▶ [Requirement]
Only the lines from the line containing "Output a JSON" to the end of the entries should be repeated, exactly as they appear.

[Start Data entries]

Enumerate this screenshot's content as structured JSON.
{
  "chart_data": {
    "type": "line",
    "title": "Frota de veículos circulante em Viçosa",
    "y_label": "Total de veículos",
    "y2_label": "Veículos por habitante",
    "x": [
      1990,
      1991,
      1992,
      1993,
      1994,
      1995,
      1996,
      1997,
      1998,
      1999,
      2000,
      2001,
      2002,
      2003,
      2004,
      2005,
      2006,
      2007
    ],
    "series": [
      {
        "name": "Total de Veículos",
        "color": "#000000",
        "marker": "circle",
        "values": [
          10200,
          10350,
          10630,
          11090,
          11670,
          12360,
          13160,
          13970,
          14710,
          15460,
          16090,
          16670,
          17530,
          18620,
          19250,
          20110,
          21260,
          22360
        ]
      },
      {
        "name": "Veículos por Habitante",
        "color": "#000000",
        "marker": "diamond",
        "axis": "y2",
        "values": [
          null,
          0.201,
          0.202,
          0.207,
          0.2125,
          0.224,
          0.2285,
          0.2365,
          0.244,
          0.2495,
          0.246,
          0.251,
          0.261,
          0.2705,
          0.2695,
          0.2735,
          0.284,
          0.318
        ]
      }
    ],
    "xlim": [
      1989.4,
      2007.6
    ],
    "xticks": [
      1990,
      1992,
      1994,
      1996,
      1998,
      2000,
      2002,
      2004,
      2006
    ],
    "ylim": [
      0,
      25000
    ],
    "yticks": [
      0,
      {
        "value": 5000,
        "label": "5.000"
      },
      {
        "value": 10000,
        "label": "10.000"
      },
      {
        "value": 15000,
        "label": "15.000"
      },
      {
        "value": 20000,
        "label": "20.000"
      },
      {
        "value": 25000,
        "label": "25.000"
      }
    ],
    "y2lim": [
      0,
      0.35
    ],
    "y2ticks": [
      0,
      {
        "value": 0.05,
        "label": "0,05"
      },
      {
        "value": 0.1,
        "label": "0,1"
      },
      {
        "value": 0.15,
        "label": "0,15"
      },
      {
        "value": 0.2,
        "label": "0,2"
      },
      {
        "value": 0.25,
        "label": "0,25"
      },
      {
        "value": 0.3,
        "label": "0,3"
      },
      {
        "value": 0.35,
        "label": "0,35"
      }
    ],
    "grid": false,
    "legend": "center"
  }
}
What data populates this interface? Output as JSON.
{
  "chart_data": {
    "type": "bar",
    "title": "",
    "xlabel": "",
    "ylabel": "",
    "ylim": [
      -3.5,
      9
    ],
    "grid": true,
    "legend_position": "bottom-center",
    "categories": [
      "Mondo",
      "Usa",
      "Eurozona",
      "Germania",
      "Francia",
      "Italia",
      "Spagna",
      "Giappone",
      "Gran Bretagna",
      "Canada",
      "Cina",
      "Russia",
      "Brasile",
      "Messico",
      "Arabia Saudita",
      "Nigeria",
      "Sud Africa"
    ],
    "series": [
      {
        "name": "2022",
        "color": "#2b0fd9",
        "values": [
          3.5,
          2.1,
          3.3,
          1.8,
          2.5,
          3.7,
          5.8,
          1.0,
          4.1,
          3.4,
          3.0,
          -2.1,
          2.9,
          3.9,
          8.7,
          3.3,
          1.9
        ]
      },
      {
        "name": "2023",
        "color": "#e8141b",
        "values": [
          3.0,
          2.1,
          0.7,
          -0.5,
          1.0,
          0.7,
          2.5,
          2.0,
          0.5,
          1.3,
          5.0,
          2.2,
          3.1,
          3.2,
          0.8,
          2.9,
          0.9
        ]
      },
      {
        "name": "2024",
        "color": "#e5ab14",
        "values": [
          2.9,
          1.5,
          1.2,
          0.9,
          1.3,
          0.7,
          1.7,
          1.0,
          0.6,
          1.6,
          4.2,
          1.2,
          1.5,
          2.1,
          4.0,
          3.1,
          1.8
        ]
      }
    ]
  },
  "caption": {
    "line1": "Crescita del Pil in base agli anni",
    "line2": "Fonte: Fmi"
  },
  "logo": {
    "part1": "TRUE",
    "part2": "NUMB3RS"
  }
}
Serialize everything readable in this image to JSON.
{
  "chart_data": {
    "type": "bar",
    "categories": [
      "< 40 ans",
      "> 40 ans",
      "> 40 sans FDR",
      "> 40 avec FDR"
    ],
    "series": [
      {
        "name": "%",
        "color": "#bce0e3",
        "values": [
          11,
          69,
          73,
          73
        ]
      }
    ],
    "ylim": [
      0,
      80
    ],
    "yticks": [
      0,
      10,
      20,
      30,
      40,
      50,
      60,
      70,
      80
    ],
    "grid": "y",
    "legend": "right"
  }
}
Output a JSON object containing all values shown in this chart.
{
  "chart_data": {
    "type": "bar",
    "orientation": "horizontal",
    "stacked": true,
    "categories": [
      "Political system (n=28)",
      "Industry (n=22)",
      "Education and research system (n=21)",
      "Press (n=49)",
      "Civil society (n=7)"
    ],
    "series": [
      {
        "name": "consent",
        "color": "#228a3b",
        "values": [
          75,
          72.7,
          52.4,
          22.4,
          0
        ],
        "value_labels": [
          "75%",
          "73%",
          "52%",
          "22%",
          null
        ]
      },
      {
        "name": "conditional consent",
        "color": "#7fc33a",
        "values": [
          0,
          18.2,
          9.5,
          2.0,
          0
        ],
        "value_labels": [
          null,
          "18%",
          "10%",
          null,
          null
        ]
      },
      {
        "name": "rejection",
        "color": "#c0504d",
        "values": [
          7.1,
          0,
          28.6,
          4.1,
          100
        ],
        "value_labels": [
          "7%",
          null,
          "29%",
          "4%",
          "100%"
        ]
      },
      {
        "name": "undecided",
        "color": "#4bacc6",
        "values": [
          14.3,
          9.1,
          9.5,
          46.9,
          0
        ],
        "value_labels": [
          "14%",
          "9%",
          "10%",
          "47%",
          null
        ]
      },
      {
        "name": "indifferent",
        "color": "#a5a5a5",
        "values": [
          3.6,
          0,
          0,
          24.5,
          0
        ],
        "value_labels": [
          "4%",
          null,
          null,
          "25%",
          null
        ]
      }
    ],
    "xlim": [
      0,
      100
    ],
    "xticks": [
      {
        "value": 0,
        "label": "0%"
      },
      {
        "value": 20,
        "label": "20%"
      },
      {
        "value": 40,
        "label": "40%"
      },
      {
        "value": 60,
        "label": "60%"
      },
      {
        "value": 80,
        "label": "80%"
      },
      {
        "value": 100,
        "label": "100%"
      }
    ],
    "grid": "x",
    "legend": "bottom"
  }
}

[End Data entries]

▶ [Result below]
Output a JSON object containing all values shown in this chart.
{
  "chart_data": {
    "type": "bar",
    "orientation": "horizontal",
    "stacked": true,
    "categories": [
      "Political system (n=28)",
      "Industry (n=22)",
      "Education and research system (n=21)",
      "Press (n=49)",
      "Civil society (n=7)"
    ],
    "series": [
      {
        "name": "consent",
        "color": "#228a3b",
        "values": [
          75,
          72.7,
          52.4,
          22.4,
          0
        ],
        "value_labels": [
          "75%",
          "73%",
          "52%",
          "22%",
          null
        ]
      },
      {
        "name": "conditional consent",
        "color": "#7fc33a",
        "values": [
          0,
          18.2,
          9.5,
          2.0,
          0
        ],
        "value_labels": [
          null,
          "18%",
          "10%",
          null,
          null
        ]
      },
      {
        "name": "rejection",
        "color": "#c0504d",
        "values": [
          7.1,
          0,
          28.6,
          4.1,
          100
        ],
        "value_labels": [
          "7%",
          null,
          "29%",
          "4%",
          "100%"
        ]
      },
      {
        "name": "undecided",
        "color": "#4bacc6",
        "values": [
          14.3,
          9.1,
          9.5,
          46.9,
          0
        ],
        "value_labels": [
          "14%",
          "9%",
          "10%",
          "47%",
          null
        ]
      },
      {
        "name": "indifferent",
        "color": "#a5a5a5",
        "values": [
          3.6,
          0,
          0,
          24.5,
          0
        ],
        "value_labels": [
          "4%",
          null,
          null,
          "25%",
          null
        ]
      }
    ],
    "xlim": [
      0,
      100
    ],
    "xticks": [
      {
        "value": 0,
        "label": "0%"
      },
      {
        "value": 20,
        "label": "20%"
      },
      {
        "value": 40,
        "label": "40%"
      },
      {
        "value": 60,
        "label": "60%"
      },
      {
        "value": 80,
        "label": "80%"
      },
      {
        "value": 100,
        "label": "100%"
      }
    ],
    "grid": "x",
    "legend": "bottom"
  }
}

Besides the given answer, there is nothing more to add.